** Start of Data **
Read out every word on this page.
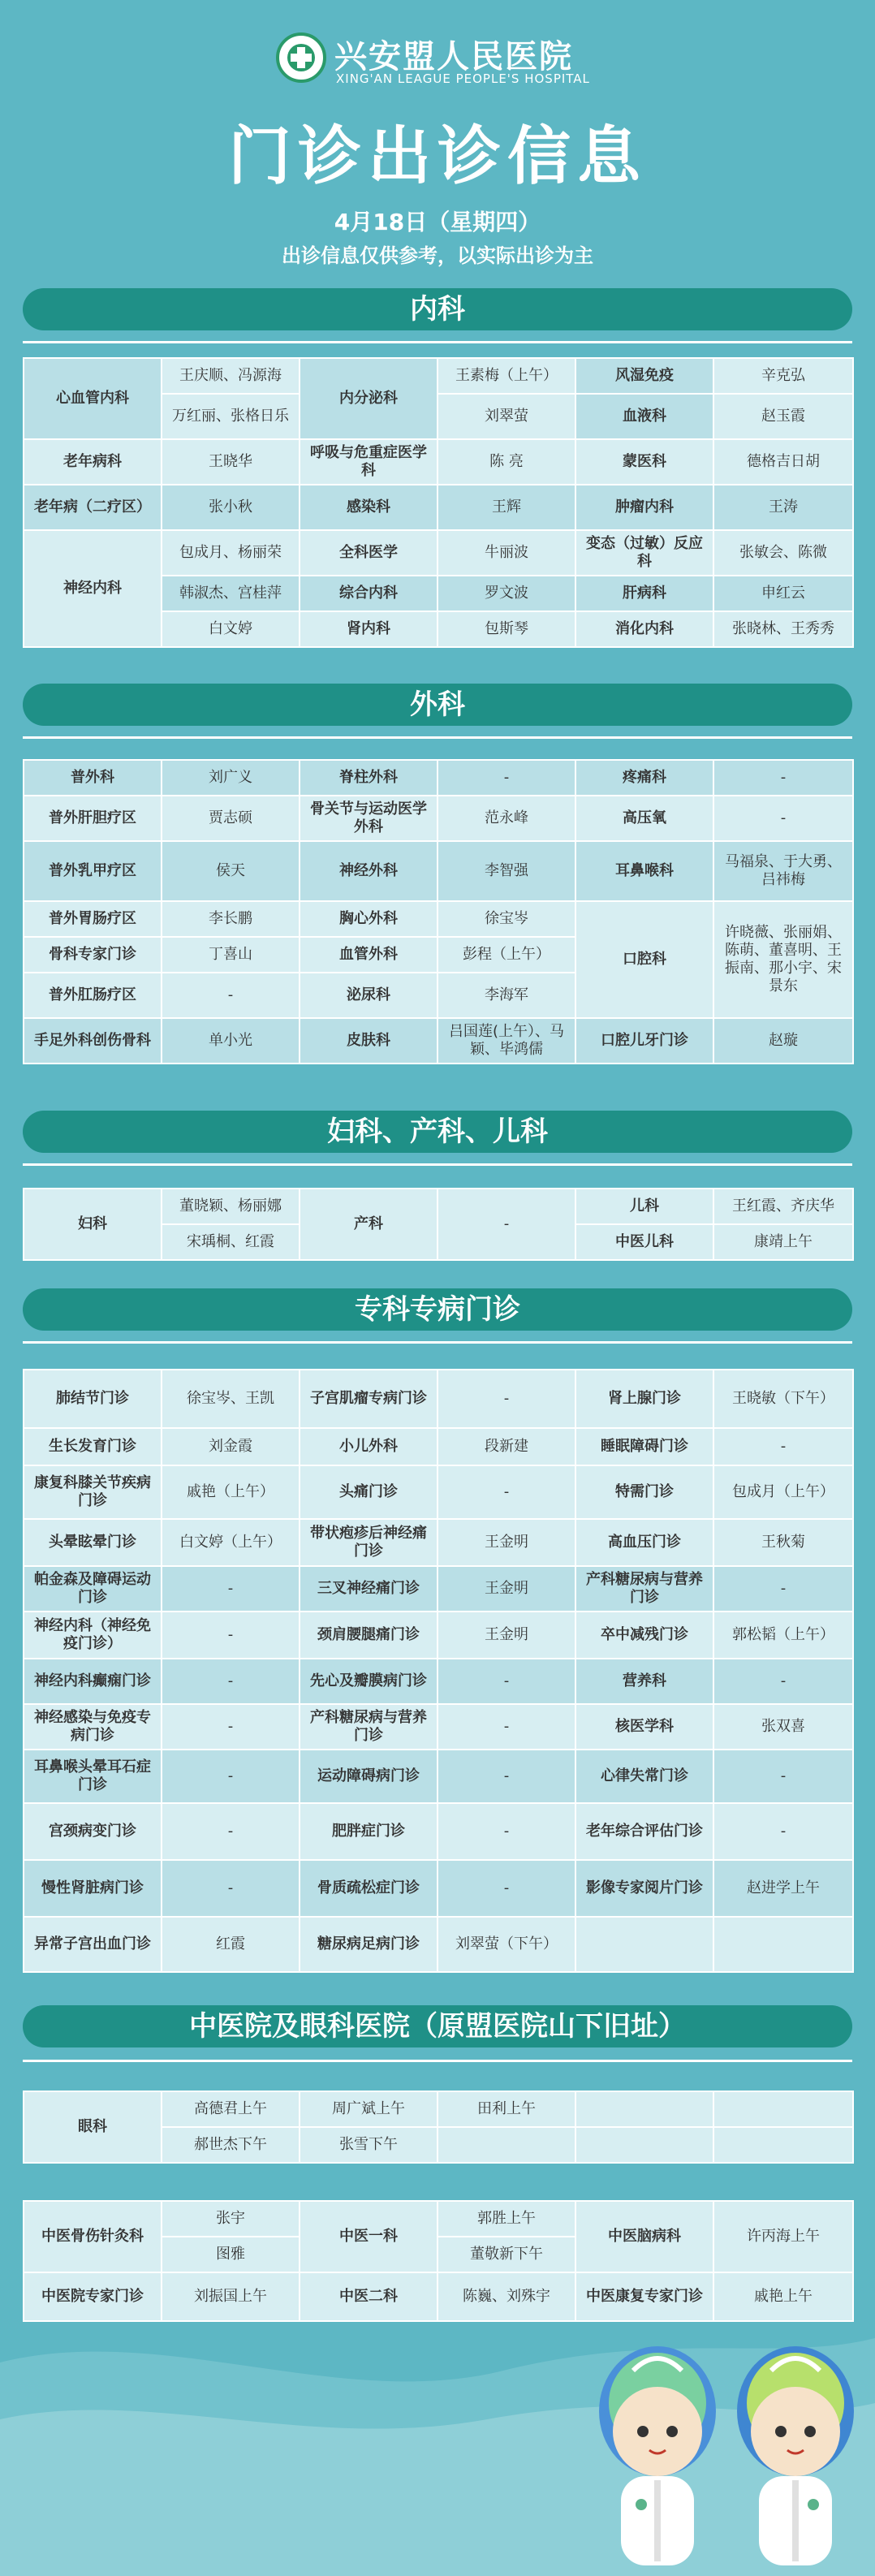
兴安盟人民医院
XING'AN LEAGUE PEOPLE'S HOSPITAL
门诊出诊信息
4月18日（星期四）
出诊信息仅供参考，以实际出诊为主
内科
心血管内科	王庆顺、冯源海	内分泌科	王素梅（上午）	风湿免疫	辛克弘
	万红丽、张格日乐		刘翠萤	血液科	赵玉霞
老年病科	王晓华	呼吸与危重症医学科	陈 亮	蒙医科	德格吉日胡
老年病（二疗区）	张小秋	感染科	王辉	肿瘤内科	王涛
神经内科	包成月、杨丽荣	全科医学	牛丽波	变态（过敏）反应科	张敏会、陈微
	韩淑杰、宫桂萍	综合内科	罗文波	肝病科	申红云
	白文婷	肾内科	包斯琴	消化内科	张晓林、王秀秀
外科
普外科	刘广义	脊柱外科	-	疼痛科	-
普外肝胆疗区	贾志硕	骨关节与运动医学外科	范永峰	高压氧	-
普外乳甲疗区	侯天	神经外科	李智强	耳鼻喉科	马福泉、于大勇、吕祎梅
普外胃肠疗区	李长鹏	胸心外科	徐宝岑	口腔科	许晓薇、张丽娟、陈萌、董喜明、王振南、那小宇、宋景东
骨科专家门诊	丁喜山	血管外科	彭程（上午）		
普外肛肠疗区	-	泌尿科	李海军		
手足外科创伤骨科	单小光	皮肤科	吕国莲(上午）、马颖、毕鸿儒	口腔儿牙门诊	赵璇
妇科、产科、儿科
妇科	董晓颖、杨丽娜	产科	-	儿科	王红霞、齐庆华
	宋瑀桐、红霞			中医儿科	康靖上午
专科专病门诊
肺结节门诊	徐宝岑、王凯	子宫肌瘤专病门诊	-	肾上腺门诊	王晓敏（下午）
生长发育门诊	刘金霞	小儿外科	段新建	睡眠障碍门诊	-
康复科膝关节疾病门诊	戚艳（上午）	头痛门诊	-	特需门诊	包成月（上午）
头晕眩晕门诊	白文婷（上午）	带状疱疹后神经痛门诊	王金明	高血压门诊	王秋菊
帕金森及障碍运动门诊	-	三叉神经痛门诊	王金明	产科糖尿病与营养门诊	-
神经内科（神经免疫门诊）	-	颈肩腰腿痛门诊	王金明	卒中减残门诊	郭松韬（上午）
神经内科癫痫门诊	-	先心及瓣膜病门诊	-	营养科	-
神经感染与免疫专病门诊	-	产科糖尿病与营养门诊	-	核医学科	张双喜
耳鼻喉头晕耳石症门诊	-	运动障碍病门诊	-	心律失常门诊	-
宫颈病变门诊	-	肥胖症门诊	-	老年综合评估门诊	-
慢性肾脏病门诊	-	骨质疏松症门诊	-	影像专家阅片门诊	赵进学上午
异常子宫出血门诊	红霞	糖尿病足病门诊	刘翠萤（下午）		
中医院及眼科医院（原盟医院山下旧址）
眼科	高德君上午	周广斌上午	田利上午		
	郝世杰下午	张雪下午			
中医骨伤针灸科	张宇	中医一科	郭胜上午	中医脑病科	许丙海上午
	图雅		董敬新下午		
中医院专家门诊	刘振国上午	中医二科	陈巍、刘殊宇	中医康复专家门诊	戚艳上午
** End of Data **
The task:
Output all the records, word for word, with no pictures in the copy.

Exercise result:
Read out every word on this page.
兴安盟人民医院
XING'AN LEAGUE PEOPLE'S HOSPITAL
门诊出诊信息
4月18日（星期四）
出诊信息仅供参考，以实际出诊为主
内科
心血管内科	王庆顺、冯源海	内分泌科	王素梅（上午）	风湿免疫	辛克弘
	万红丽、张格日乐		刘翠萤	血液科	赵玉霞
老年病科	王晓华	呼吸与危重症医学科	陈 亮	蒙医科	德格吉日胡
老年病（二疗区）	张小秋	感染科	王辉	肿瘤内科	王涛
神经内科	包成月、杨丽荣	全科医学	牛丽波	变态（过敏）反应科	张敏会、陈微
	韩淑杰、宫桂萍	综合内科	罗文波	肝病科	申红云
	白文婷	肾内科	包斯琴	消化内科	张晓林、王秀秀
外科
普外科	刘广义	脊柱外科	-	疼痛科	-
普外肝胆疗区	贾志硕	骨关节与运动医学外科	范永峰	高压氧	-
普外乳甲疗区	侯天	神经外科	李智强	耳鼻喉科	马福泉、于大勇、吕祎梅
普外胃肠疗区	李长鹏	胸心外科	徐宝岑	口腔科	许晓薇、张丽娟、陈萌、董喜明、王振南、那小宇、宋景东
骨科专家门诊	丁喜山	血管外科	彭程（上午）		
普外肛肠疗区	-	泌尿科	李海军		
手足外科创伤骨科	单小光	皮肤科	吕国莲(上午）、马颖、毕鸿儒	口腔儿牙门诊	赵璇
妇科、产科、儿科
妇科	董晓颖、杨丽娜	产科	-	儿科	王红霞、齐庆华
	宋瑀桐、红霞			中医儿科	康靖上午
专科专病门诊
肺结节门诊	徐宝岑、王凯	子宫肌瘤专病门诊	-	肾上腺门诊	王晓敏（下午）
生长发育门诊	刘金霞	小儿外科	段新建	睡眠障碍门诊	-
康复科膝关节疾病门诊	戚艳（上午）	头痛门诊	-	特需门诊	包成月（上午）
头晕眩晕门诊	白文婷（上午）	带状疱疹后神经痛门诊	王金明	高血压门诊	王秋菊
帕金森及障碍运动门诊	-	三叉神经痛门诊	王金明	产科糖尿病与营养门诊	-
神经内科（神经免疫门诊）	-	颈肩腰腿痛门诊	王金明	卒中减残门诊	郭松韬（上午）
神经内科癫痫门诊	-	先心及瓣膜病门诊	-	营养科	-
神经感染与免疫专病门诊	-	产科糖尿病与营养门诊	-	核医学科	张双喜
耳鼻喉头晕耳石症门诊	-	运动障碍病门诊	-	心律失常门诊	-
宫颈病变门诊	-	肥胖症门诊	-	老年综合评估门诊	-
慢性肾脏病门诊	-	骨质疏松症门诊	-	影像专家阅片门诊	赵进学上午
异常子宫出血门诊	红霞	糖尿病足病门诊	刘翠萤（下午）		
中医院及眼科医院（原盟医院山下旧址）
眼科	高德君上午	周广斌上午	田利上午		
	郝世杰下午	张雪下午			
中医骨伤针灸科	张宇	中医一科	郭胜上午	中医脑病科	许丙海上午
	图雅		董敬新下午		
中医院专家门诊	刘振国上午	中医二科	陈巍、刘殊宇	中医康复专家门诊	戚艳上午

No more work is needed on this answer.